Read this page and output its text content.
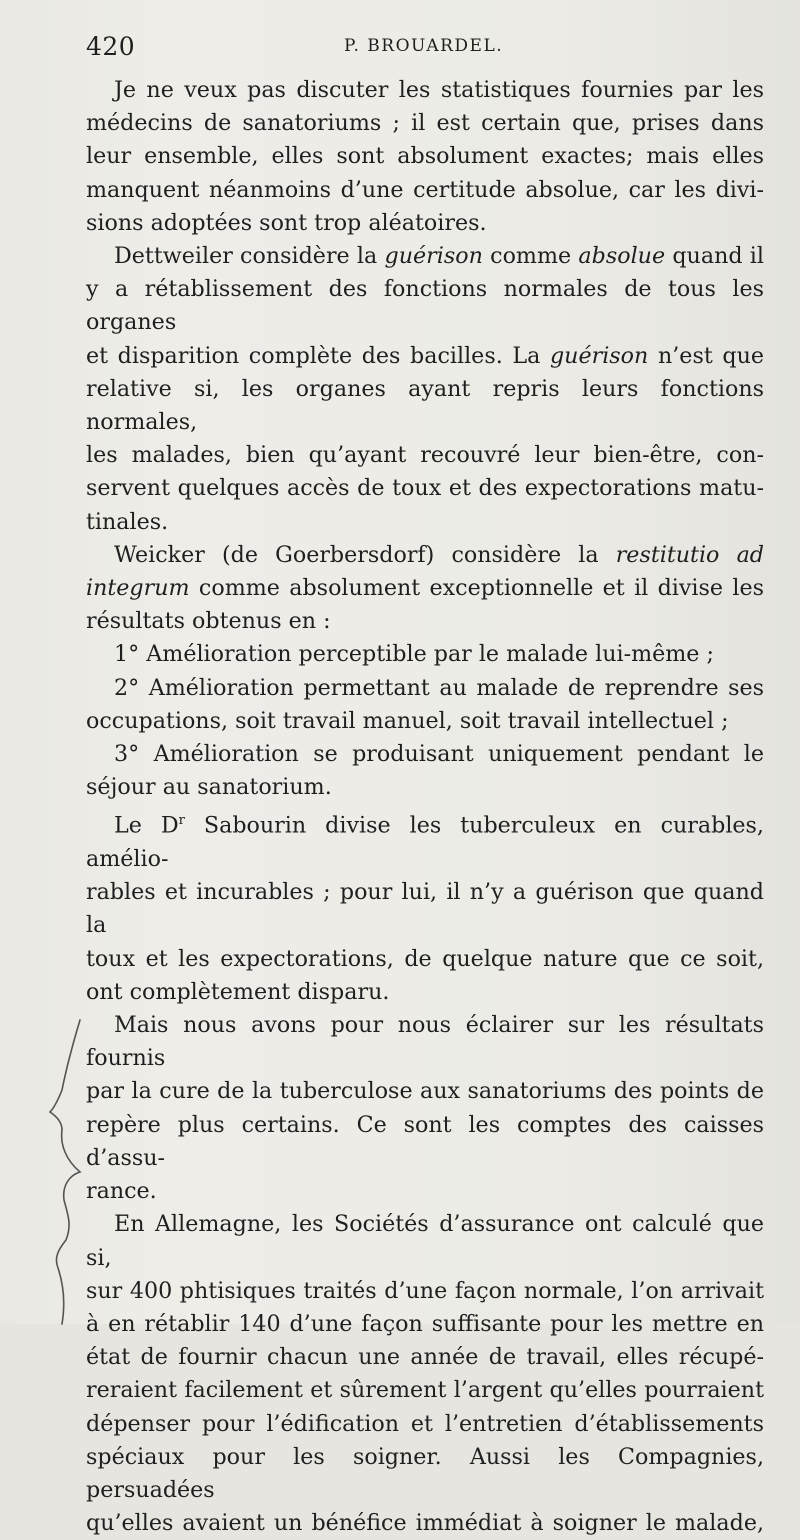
420	P. BROUARDEL.

Je ne veux pas discuter les statistiques fournies par les
médecins de sanatoriums ; il est certain que, prises dans
leur ensemble, elles sont absolument exactes; mais elles
manquent néanmoins d’une certitude absolue, car les divi-
sions adoptées sont trop aléatoires.

Dettweiler considère la guérison comme absolue quand il
y a rétablissement des fonctions normales de tous les organes
et disparition complète des bacilles. La guérison n’est que
relative si, les organes ayant repris leurs fonctions normales,
les malades, bien qu’ayant recouvré leur bien-être, con-
servent quelques accès de toux et des expectorations matu-
tinales.

Weicker (de Goerbersdorf) considère la restitutio ad
integrum comme absolument exceptionnelle et il divise les
résultats obtenus en :

1° Amélioration perceptible par le malade lui-même ;

2° Amélioration permettant au malade de reprendre ses
occupations, soit travail manuel, soit travail intellectuel ;

3° Amélioration se produisant uniquement pendant le
séjour au sanatorium.

Le $D^r$ Sabourin divise les tuberculeux en curables, amélio-
rables et incurables ; pour lui, il n’y a guérison que quand la
toux et les expectorations, de quelque nature que ce soit,
ont complètement disparu.

Mais nous avons pour nous éclairer sur les résultats fournis
par la cure de la tuberculose aux sanatoriums des points de
repère plus certains. Ce sont les comptes des caisses d’assu-
rance.

En Allemagne, les Sociétés d’assurance ont calculé que si,
sur 400 phtisiques traités d’une façon normale, l’on arrivait
à en rétablir 140 d’une façon suffisante pour les mettre en
état de fournir chacun une année de travail, elles récupé-
reraient facilement et sûrement l’argent qu’elles pourraient
dépenser pour l’édification et l’entretien d’établissements
spéciaux pour les soigner. Aussi les Compagnies, persuadées
qu’elles avaient un bénéfice immédiat à soigner le malade,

---------------

-- YOUR INSTRUCTIONS --
Go through the material and select each line with the string "organes" in it.

-- THE OUTPUT --
y a rétablissement des fonctions normales de tous les organes
relative si, les organes ayant repris leurs fonctions normales,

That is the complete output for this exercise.